→ Directive:
Collect every line of the records below that contains the word "color".

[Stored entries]
===

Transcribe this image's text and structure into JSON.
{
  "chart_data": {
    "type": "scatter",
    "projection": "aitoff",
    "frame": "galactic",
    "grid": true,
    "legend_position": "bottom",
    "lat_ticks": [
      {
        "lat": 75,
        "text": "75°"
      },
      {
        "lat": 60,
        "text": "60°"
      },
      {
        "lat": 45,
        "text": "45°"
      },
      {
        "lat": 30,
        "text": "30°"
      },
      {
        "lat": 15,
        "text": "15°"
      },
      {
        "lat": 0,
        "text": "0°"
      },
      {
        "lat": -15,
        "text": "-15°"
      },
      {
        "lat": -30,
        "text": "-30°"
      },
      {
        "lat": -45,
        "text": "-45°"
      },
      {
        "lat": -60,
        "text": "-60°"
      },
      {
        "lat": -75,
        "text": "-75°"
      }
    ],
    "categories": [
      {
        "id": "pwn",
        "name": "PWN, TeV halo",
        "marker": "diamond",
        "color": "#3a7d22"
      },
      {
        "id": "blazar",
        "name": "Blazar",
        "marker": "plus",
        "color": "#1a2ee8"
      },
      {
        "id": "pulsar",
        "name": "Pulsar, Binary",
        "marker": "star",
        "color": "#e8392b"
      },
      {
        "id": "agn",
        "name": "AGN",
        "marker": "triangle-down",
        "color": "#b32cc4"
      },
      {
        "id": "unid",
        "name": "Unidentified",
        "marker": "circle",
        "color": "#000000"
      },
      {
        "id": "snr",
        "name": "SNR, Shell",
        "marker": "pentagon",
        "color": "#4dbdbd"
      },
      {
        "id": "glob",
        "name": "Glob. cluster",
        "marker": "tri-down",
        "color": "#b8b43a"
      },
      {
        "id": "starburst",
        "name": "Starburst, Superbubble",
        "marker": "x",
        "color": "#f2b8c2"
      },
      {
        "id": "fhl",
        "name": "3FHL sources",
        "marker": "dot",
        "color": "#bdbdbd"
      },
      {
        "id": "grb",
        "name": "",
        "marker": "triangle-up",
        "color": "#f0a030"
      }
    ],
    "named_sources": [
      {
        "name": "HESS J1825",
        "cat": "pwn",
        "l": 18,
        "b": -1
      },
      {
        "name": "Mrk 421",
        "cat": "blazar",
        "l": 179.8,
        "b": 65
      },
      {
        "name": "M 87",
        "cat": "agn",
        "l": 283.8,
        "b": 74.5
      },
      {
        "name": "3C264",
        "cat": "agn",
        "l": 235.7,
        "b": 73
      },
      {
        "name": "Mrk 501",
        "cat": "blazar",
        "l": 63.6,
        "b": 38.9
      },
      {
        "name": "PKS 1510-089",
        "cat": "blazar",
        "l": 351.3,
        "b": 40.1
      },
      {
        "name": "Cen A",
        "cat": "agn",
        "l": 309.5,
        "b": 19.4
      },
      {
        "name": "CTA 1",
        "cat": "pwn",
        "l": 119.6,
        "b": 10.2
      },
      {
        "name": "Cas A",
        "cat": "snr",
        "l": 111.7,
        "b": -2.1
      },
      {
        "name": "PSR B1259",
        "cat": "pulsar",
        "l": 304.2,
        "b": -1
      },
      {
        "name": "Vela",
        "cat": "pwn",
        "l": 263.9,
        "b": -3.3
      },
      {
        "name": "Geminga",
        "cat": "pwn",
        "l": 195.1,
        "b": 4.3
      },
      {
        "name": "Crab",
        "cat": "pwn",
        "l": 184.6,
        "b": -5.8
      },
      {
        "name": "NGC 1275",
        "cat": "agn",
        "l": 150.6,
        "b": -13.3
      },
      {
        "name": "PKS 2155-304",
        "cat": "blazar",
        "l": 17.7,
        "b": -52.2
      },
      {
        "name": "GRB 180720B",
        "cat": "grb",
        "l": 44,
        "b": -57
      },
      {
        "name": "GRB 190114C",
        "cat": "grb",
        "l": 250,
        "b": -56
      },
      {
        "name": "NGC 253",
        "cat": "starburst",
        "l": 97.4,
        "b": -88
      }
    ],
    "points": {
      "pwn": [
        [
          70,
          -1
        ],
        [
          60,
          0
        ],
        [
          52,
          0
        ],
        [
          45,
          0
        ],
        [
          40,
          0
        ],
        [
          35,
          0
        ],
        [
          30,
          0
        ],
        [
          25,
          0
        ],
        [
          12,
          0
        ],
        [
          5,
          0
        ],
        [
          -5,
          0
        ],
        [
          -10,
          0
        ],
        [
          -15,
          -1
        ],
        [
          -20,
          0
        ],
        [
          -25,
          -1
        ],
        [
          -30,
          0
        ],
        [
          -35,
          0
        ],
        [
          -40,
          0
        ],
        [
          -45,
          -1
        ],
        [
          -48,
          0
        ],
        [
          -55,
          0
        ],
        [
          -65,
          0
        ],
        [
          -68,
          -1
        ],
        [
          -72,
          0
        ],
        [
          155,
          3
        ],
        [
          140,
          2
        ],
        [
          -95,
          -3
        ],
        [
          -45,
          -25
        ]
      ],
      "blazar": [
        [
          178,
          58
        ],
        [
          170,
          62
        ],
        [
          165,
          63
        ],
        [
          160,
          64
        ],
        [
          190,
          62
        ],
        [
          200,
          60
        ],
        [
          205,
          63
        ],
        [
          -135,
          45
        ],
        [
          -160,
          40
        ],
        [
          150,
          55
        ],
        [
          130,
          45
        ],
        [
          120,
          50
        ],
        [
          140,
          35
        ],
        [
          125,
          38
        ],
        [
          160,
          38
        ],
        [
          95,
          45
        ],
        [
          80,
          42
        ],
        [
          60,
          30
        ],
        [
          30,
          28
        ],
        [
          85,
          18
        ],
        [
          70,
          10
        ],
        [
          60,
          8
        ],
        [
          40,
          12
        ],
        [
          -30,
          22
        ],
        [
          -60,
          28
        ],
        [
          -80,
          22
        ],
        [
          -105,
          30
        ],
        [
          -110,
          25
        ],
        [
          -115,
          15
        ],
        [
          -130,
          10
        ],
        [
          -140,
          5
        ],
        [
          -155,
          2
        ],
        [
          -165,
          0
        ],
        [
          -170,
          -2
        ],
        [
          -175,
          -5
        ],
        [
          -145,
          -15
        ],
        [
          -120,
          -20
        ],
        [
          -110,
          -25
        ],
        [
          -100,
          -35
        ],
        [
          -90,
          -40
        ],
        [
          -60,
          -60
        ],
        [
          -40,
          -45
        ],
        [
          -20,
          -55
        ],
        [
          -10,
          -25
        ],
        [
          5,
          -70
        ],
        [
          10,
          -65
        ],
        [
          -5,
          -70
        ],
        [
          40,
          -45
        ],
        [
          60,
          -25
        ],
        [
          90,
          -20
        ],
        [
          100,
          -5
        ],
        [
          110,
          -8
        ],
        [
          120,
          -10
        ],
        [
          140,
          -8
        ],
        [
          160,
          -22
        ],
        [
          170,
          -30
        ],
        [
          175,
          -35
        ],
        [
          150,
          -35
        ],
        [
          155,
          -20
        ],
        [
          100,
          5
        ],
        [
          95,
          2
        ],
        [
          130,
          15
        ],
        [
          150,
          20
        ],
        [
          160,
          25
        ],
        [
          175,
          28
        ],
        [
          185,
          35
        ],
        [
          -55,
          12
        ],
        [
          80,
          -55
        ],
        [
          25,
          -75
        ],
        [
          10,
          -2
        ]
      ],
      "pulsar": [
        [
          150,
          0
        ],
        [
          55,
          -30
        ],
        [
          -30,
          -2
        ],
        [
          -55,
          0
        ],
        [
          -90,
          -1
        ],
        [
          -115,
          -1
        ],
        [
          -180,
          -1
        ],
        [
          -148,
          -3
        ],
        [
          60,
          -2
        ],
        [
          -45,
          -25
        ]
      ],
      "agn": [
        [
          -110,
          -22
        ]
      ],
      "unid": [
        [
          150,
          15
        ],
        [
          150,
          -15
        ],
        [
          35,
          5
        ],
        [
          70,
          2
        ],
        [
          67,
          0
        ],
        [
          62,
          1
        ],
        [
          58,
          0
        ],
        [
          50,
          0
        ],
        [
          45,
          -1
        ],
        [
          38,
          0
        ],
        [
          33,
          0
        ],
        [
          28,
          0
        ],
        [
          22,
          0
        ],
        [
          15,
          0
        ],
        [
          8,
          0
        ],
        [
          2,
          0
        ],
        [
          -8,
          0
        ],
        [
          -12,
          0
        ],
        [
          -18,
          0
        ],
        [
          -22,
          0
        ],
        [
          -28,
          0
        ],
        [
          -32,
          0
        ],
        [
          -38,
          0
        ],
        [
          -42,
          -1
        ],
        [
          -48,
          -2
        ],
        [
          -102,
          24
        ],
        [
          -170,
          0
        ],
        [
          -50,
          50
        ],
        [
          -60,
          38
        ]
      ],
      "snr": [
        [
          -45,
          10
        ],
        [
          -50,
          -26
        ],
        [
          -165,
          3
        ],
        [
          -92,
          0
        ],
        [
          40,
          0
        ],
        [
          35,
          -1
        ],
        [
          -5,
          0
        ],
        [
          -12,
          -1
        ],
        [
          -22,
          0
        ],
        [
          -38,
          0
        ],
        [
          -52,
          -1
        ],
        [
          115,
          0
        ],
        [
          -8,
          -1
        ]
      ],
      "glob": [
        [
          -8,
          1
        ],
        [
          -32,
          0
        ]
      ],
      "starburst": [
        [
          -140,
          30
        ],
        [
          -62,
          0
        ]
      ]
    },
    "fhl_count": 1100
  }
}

===

→ Reply:
        "color": "#3a7d22"
        "color": "#1a2ee8"
        "color": "#e8392b"
        "color": "#b32cc4"
        "color": "#000000"
        "color": "#4dbdbd"
        "color": "#b8b43a"
        "color": "#f2b8c2"
        "color": "#bdbdbd"
        "color": "#f0a030"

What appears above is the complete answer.